## Data provided
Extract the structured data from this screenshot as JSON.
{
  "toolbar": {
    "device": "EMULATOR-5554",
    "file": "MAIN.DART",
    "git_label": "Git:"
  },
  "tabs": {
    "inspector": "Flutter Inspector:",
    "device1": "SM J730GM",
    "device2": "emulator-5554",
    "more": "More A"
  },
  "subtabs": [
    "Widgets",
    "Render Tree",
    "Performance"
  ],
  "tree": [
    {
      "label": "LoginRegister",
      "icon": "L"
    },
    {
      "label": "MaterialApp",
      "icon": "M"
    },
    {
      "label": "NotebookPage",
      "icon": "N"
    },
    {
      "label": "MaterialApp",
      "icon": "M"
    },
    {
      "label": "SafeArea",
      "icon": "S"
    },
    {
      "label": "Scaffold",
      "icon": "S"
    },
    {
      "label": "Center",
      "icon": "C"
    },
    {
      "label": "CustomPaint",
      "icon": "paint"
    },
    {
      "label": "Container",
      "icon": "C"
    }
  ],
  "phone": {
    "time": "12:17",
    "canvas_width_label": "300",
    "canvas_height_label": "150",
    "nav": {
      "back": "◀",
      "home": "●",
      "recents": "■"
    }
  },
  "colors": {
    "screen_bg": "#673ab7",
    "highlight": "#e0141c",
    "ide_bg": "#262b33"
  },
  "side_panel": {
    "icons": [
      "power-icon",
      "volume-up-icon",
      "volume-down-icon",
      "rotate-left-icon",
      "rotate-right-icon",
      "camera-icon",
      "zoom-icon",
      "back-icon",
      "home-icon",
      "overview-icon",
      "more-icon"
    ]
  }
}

## To be done
Reproduce the listing in full. Keep it exactly as written.

## Result of this exercise
Extract the structured data from this screenshot as JSON.
{
  "toolbar": {
    "device": "EMULATOR-5554",
    "file": "MAIN.DART",
    "git_label": "Git:"
  },
  "tabs": {
    "inspector": "Flutter Inspector:",
    "device1": "SM J730GM",
    "device2": "emulator-5554",
    "more": "More A"
  },
  "subtabs": [
    "Widgets",
    "Render Tree",
    "Performance"
  ],
  "tree": [
    {
      "label": "LoginRegister",
      "icon": "L"
    },
    {
      "label": "MaterialApp",
      "icon": "M"
    },
    {
      "label": "NotebookPage",
      "icon": "N"
    },
    {
      "label": "MaterialApp",
      "icon": "M"
    },
    {
      "label": "SafeArea",
      "icon": "S"
    },
    {
      "label": "Scaffold",
      "icon": "S"
    },
    {
      "label": "Center",
      "icon": "C"
    },
    {
      "label": "CustomPaint",
      "icon": "paint"
    },
    {
      "label": "Container",
      "icon": "C"
    }
  ],
  "phone": {
    "time": "12:17",
    "canvas_width_label": "300",
    "canvas_height_label": "150",
    "nav": {
      "back": "◀",
      "home": "●",
      "recents": "■"
    }
  },
  "colors": {
    "screen_bg": "#673ab7",
    "highlight": "#e0141c",
    "ide_bg": "#262b33"
  },
  "side_panel": {
    "icons": [
      "power-icon",
      "volume-up-icon",
      "volume-down-icon",
      "rotate-left-icon",
      "rotate-right-icon",
      "camera-icon",
      "zoom-icon",
      "back-icon",
      "home-icon",
      "overview-icon",
      "more-icon"
    ]
  }
}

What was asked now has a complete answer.